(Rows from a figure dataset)
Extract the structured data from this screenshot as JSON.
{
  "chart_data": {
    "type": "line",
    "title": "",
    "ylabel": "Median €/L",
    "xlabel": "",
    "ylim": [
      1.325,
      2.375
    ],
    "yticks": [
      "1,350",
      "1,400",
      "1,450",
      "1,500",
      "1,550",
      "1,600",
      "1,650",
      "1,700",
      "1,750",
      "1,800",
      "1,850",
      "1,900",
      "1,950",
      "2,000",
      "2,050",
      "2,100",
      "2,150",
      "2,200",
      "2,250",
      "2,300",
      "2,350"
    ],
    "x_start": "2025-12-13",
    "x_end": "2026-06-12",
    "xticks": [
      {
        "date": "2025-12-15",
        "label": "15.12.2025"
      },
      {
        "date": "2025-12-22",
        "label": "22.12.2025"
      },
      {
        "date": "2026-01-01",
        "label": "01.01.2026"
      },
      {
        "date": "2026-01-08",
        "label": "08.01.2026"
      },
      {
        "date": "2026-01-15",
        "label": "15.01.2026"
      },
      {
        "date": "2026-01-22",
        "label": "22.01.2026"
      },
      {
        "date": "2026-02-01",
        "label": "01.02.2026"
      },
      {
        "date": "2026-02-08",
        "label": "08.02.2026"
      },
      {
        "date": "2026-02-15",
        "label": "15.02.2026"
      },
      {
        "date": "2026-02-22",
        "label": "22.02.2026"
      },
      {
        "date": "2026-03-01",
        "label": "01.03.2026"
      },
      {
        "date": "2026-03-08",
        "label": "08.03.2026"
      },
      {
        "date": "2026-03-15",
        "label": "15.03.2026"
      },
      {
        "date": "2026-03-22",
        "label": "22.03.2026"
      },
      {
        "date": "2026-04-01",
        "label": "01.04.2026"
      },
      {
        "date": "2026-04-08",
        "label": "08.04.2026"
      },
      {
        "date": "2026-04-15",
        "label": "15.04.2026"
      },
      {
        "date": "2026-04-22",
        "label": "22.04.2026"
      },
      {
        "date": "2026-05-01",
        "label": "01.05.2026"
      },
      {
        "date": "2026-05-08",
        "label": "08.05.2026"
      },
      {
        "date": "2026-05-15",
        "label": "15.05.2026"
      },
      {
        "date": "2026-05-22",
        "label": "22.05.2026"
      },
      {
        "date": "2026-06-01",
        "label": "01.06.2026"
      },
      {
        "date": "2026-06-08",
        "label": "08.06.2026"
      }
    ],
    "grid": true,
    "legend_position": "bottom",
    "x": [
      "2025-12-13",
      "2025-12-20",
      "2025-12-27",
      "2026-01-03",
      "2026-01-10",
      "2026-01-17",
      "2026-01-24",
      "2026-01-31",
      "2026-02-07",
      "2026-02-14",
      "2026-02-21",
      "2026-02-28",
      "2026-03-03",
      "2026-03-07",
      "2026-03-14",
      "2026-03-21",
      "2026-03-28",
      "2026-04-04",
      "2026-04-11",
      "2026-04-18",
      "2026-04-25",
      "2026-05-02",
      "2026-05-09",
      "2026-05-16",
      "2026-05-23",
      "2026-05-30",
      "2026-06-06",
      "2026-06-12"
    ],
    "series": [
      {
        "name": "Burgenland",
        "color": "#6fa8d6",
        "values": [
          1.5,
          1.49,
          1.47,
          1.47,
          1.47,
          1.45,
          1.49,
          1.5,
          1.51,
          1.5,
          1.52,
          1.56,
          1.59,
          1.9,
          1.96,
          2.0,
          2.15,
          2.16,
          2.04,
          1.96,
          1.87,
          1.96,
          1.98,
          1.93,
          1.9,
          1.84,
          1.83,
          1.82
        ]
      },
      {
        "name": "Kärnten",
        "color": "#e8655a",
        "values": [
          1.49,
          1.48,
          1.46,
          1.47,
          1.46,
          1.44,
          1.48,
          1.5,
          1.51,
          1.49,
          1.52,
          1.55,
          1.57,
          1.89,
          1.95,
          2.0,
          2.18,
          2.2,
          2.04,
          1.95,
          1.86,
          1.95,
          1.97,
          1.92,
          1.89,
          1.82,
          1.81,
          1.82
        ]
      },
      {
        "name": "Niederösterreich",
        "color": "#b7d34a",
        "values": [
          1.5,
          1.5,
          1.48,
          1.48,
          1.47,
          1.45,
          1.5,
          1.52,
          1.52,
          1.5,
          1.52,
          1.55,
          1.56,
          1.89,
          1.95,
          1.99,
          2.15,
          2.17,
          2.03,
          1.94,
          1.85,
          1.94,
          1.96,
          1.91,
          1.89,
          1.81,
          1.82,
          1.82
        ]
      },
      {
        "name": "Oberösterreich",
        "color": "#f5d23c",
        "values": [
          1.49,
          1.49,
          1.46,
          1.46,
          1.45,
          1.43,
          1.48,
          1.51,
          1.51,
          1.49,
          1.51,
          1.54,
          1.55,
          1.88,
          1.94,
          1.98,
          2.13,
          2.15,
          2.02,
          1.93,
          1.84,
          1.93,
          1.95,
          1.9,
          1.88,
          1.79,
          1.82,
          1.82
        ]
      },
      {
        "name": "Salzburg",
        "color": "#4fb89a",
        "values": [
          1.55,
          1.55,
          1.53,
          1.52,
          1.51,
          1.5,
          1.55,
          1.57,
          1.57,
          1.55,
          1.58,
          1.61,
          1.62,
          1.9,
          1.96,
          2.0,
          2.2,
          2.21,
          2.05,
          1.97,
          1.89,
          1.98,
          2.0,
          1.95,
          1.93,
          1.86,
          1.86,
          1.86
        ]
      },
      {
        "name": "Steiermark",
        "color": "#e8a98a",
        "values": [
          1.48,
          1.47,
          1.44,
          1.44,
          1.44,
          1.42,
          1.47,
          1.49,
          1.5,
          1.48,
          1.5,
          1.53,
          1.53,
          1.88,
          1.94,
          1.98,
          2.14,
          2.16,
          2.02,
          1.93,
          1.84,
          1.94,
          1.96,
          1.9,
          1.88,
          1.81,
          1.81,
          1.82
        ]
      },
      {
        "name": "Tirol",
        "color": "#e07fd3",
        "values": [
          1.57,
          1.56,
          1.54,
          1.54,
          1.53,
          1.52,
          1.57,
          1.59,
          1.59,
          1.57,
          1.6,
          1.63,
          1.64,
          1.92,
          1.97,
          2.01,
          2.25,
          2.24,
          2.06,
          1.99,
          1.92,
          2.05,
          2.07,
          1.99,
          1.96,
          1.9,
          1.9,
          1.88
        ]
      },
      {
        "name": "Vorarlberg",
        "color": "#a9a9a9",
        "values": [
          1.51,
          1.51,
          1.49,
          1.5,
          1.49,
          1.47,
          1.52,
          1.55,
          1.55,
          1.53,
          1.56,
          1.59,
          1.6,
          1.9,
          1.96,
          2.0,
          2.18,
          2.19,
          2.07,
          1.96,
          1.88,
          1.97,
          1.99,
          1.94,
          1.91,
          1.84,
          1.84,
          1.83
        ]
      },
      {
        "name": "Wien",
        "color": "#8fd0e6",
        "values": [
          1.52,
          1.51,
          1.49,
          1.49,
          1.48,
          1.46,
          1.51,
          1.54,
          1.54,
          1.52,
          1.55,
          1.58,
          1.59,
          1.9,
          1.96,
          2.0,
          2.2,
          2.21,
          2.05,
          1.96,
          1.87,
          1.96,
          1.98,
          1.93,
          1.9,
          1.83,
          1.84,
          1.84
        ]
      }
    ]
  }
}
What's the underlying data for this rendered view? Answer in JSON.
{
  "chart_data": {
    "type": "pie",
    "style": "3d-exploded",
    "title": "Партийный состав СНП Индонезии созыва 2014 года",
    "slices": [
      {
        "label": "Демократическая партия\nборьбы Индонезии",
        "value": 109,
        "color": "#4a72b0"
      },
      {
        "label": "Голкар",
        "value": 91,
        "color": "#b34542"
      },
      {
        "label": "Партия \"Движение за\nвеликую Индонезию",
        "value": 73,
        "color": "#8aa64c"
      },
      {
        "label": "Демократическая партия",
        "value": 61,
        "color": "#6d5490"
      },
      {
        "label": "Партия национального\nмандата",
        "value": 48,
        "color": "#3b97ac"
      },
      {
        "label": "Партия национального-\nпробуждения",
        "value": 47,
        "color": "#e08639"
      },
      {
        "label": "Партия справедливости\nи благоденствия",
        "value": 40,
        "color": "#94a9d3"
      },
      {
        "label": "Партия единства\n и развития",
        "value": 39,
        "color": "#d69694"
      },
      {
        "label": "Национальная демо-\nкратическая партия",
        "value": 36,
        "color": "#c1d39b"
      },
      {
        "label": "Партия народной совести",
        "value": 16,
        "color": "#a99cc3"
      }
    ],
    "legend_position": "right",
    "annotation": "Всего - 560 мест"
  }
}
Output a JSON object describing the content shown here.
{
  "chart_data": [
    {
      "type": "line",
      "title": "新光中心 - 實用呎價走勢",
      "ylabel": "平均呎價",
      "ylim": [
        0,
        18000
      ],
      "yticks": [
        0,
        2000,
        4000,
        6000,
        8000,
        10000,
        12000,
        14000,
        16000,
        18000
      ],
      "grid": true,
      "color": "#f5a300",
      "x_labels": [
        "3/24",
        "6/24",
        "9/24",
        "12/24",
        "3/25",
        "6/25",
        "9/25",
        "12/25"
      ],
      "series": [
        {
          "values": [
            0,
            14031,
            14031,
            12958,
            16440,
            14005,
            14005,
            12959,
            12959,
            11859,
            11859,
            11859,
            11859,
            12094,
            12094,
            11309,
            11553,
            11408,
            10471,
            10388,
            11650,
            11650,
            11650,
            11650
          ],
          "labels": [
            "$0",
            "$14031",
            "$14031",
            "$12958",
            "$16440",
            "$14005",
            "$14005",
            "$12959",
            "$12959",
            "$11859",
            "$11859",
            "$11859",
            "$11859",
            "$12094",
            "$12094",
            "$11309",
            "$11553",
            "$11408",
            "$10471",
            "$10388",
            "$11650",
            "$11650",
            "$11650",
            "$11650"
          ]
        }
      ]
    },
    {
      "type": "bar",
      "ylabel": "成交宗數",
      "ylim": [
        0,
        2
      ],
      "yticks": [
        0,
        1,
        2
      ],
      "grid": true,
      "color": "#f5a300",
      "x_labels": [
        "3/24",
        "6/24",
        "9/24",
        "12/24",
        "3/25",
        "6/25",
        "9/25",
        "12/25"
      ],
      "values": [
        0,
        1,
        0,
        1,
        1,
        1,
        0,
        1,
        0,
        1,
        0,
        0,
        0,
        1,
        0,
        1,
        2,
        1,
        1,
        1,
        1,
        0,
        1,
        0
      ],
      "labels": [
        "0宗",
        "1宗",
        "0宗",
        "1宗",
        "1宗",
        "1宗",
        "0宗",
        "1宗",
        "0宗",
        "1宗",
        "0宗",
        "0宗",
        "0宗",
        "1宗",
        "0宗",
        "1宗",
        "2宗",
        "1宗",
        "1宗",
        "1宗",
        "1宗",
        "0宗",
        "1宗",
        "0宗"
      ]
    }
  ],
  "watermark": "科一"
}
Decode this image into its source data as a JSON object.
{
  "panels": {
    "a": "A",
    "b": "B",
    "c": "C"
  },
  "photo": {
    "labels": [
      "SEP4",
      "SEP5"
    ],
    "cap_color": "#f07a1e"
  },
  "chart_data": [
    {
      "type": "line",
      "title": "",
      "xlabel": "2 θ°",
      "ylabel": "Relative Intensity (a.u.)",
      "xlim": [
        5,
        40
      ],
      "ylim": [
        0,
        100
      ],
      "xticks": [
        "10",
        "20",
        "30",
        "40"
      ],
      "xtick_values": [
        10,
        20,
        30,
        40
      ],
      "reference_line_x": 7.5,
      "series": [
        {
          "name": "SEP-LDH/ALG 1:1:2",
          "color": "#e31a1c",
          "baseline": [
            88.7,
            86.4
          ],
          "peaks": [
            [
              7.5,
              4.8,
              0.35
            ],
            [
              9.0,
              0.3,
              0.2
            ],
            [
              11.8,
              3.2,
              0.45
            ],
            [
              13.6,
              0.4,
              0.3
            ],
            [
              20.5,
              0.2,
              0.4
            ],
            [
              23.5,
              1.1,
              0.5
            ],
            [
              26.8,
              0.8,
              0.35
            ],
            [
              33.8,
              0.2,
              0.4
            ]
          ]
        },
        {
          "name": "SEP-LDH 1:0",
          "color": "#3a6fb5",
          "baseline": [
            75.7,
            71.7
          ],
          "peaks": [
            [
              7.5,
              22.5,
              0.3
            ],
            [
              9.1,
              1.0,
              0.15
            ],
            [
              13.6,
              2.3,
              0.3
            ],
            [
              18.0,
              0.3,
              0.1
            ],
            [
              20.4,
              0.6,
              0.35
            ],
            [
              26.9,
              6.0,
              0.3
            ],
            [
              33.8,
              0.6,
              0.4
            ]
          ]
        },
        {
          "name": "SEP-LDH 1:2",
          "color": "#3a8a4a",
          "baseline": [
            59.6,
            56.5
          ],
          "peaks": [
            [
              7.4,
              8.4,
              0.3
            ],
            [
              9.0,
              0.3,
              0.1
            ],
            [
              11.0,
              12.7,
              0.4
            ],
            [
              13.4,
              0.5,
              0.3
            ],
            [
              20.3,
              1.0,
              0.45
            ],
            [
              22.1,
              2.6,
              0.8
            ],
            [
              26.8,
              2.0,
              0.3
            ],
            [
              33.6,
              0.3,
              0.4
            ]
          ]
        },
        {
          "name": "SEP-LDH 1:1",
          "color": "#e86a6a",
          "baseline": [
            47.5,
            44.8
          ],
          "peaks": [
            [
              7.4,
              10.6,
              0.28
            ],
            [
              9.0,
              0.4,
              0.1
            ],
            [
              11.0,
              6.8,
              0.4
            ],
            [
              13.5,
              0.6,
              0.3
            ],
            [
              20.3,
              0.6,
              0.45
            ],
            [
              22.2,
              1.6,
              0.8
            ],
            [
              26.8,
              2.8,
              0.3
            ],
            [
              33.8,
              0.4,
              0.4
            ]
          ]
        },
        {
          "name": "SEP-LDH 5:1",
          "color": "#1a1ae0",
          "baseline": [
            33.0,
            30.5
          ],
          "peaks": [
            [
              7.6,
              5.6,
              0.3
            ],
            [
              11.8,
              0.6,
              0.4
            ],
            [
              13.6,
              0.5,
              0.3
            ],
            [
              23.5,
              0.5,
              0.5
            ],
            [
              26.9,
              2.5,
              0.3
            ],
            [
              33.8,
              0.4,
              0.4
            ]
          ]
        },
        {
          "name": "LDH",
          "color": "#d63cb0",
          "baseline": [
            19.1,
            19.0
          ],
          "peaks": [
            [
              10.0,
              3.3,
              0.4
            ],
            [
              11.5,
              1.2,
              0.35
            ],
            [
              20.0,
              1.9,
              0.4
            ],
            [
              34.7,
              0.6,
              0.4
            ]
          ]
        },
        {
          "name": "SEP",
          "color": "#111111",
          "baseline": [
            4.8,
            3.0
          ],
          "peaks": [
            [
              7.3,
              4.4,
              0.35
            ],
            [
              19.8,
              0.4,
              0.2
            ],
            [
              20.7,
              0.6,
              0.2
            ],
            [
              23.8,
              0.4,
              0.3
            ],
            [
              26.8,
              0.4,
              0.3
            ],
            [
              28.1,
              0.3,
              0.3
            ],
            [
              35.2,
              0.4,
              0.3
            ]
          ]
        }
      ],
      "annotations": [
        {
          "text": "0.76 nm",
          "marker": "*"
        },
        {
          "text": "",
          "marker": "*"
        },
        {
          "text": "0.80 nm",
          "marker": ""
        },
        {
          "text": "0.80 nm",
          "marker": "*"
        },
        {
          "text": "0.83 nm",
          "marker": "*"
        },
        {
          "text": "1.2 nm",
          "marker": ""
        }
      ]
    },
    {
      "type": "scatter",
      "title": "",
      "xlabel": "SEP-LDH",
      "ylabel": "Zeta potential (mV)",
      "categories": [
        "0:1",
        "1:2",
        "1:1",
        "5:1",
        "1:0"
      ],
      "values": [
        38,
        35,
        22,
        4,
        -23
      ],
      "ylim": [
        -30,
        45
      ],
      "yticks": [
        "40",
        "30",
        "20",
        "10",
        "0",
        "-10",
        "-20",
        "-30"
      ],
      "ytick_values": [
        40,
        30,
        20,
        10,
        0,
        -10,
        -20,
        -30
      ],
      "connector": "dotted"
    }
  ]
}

◆ **Exercise requirements**:
From the records above, work out how many lines contain the string "JSON". Give only the number.

◆ **Full response**:
4